> **What to do**
State how many lines include "this", giving the number by itself.

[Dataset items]
▽
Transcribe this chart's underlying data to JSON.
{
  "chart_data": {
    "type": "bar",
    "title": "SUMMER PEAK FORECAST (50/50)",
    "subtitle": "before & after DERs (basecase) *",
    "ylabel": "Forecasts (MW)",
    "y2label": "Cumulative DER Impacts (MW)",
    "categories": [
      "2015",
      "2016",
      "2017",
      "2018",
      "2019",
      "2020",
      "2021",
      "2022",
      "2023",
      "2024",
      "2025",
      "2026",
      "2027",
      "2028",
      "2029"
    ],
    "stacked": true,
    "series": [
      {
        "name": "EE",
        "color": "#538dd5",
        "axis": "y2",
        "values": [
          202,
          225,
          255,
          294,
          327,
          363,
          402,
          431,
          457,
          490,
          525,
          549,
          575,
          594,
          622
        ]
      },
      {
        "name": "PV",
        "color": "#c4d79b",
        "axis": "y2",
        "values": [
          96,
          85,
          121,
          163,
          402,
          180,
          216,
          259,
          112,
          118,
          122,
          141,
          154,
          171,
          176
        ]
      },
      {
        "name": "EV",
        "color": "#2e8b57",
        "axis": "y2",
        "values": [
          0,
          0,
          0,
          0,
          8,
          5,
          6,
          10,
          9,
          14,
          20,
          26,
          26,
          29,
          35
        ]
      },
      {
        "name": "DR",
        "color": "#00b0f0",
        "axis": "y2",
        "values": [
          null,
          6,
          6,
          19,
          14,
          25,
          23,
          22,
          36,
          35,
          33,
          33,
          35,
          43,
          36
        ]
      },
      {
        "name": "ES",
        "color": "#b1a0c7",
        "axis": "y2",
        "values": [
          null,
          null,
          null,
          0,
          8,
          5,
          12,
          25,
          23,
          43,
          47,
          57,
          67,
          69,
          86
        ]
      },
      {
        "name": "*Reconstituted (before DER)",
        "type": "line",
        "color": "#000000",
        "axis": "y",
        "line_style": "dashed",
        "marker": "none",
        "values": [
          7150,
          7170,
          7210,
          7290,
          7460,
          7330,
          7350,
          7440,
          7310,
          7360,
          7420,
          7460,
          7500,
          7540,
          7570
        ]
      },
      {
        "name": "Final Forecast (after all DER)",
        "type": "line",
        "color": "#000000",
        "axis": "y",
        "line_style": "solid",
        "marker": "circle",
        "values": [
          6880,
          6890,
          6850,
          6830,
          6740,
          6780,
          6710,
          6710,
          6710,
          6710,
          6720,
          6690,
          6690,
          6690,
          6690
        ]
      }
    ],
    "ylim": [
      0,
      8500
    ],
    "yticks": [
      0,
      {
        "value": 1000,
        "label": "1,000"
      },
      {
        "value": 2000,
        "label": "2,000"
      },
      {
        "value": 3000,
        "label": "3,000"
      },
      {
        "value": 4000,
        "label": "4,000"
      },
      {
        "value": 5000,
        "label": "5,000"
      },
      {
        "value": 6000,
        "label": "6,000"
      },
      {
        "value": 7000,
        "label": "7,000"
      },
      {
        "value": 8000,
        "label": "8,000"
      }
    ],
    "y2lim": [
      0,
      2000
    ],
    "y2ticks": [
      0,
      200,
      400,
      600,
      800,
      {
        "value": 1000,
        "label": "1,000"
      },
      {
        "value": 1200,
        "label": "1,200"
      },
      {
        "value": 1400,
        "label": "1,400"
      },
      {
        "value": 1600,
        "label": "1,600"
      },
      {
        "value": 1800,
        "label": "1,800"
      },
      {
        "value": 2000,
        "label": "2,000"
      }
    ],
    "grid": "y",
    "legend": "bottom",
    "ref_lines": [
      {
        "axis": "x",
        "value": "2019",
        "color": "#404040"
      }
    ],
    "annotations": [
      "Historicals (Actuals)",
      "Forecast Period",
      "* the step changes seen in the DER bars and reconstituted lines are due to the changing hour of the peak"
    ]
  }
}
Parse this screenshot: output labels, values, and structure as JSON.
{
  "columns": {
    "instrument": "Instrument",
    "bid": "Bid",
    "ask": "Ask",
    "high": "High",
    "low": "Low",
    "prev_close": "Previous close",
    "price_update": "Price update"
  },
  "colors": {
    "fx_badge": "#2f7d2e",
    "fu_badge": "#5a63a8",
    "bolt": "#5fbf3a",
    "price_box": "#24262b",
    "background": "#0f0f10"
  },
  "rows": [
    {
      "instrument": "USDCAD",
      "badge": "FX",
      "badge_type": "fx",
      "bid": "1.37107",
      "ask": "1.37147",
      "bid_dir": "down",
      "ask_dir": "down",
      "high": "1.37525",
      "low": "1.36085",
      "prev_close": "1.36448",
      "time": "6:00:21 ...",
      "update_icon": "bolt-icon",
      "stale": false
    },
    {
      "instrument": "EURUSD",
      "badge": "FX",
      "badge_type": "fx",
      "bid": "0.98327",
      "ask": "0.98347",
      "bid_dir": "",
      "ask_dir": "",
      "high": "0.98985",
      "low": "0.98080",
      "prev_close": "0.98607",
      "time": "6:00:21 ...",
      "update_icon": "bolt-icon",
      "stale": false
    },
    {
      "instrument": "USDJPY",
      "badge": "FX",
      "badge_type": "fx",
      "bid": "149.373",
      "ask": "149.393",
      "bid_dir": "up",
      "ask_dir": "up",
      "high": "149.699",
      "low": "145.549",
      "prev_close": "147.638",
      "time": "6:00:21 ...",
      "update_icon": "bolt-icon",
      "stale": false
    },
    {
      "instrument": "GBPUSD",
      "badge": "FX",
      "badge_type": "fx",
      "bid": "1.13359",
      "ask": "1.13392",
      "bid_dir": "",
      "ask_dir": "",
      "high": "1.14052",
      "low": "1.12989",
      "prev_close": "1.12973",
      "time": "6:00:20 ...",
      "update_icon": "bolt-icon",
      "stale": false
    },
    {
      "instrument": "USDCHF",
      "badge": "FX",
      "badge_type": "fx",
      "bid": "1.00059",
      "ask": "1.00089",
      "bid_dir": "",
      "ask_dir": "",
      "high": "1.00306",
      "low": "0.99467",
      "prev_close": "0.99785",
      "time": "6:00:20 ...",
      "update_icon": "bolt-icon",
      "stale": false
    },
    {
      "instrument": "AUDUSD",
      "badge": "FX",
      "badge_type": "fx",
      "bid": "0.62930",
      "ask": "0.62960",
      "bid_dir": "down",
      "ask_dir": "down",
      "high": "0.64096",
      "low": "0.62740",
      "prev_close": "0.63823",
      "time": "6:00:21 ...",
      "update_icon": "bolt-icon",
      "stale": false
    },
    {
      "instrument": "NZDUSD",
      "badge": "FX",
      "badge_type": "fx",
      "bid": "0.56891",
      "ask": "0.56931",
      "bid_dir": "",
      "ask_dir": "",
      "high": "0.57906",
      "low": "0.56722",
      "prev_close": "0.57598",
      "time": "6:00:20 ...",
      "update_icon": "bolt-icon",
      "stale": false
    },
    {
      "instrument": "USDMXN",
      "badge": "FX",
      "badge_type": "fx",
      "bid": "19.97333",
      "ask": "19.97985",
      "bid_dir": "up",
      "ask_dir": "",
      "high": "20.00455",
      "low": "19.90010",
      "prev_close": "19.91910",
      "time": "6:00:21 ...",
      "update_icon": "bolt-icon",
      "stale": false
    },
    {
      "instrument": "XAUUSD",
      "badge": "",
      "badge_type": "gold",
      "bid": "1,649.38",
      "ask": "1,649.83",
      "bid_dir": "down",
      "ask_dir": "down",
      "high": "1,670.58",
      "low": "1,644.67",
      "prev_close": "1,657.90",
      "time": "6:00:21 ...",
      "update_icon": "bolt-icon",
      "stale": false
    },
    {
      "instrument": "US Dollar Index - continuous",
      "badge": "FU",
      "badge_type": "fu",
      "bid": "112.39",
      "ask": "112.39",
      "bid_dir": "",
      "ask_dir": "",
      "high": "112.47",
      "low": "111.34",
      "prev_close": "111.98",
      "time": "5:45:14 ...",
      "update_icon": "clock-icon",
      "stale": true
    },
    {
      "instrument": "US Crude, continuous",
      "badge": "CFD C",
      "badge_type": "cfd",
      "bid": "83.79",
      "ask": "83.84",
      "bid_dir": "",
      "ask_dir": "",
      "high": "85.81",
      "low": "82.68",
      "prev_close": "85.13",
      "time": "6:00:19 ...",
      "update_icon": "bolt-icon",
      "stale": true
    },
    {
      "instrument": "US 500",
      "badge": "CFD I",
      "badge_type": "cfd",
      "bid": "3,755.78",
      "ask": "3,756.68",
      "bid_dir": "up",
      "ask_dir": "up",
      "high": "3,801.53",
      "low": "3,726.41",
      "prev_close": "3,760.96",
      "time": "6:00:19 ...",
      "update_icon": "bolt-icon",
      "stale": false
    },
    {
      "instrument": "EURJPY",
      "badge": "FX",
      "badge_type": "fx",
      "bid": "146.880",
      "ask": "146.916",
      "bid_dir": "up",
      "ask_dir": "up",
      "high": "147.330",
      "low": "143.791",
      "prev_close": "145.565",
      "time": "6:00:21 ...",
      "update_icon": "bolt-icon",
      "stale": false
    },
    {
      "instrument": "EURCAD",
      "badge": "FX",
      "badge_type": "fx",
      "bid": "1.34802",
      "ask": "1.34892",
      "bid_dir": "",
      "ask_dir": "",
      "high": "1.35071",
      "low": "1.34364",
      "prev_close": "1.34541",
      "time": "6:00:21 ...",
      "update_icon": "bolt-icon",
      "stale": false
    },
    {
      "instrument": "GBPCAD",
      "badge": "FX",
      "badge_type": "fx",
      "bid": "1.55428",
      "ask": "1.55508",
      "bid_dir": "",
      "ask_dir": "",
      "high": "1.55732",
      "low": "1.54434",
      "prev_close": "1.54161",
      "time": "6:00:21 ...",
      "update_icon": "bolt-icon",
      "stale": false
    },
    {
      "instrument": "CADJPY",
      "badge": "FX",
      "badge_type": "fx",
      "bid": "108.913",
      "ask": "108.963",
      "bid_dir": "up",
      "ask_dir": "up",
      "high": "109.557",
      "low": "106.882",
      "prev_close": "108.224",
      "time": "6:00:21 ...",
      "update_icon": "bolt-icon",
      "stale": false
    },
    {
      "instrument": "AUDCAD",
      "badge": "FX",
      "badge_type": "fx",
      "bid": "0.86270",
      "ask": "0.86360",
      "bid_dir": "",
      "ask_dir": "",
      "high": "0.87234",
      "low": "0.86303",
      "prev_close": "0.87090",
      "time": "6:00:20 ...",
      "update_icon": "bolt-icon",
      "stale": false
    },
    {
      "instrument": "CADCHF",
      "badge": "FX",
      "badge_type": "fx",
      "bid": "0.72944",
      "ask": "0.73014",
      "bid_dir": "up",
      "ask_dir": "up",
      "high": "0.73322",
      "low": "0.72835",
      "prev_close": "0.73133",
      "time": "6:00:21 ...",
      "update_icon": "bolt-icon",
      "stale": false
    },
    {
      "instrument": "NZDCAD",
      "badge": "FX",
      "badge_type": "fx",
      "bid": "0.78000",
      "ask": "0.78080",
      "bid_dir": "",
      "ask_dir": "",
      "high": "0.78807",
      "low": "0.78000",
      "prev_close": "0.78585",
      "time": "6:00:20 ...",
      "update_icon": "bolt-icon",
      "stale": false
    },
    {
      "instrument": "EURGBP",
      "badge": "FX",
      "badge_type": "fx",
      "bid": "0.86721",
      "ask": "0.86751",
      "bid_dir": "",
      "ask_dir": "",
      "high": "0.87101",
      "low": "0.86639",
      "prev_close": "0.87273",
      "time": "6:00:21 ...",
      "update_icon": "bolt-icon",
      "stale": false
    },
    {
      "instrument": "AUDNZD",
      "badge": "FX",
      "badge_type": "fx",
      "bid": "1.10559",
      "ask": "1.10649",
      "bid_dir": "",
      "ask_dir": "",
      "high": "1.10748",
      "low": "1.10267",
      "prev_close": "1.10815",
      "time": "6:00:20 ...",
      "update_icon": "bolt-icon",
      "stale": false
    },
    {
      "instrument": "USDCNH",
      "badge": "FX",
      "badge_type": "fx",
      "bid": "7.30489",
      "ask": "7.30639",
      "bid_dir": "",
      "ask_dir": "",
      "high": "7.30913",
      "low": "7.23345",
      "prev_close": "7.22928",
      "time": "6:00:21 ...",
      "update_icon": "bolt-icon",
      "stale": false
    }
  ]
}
△
> **Answer to the exercise**
2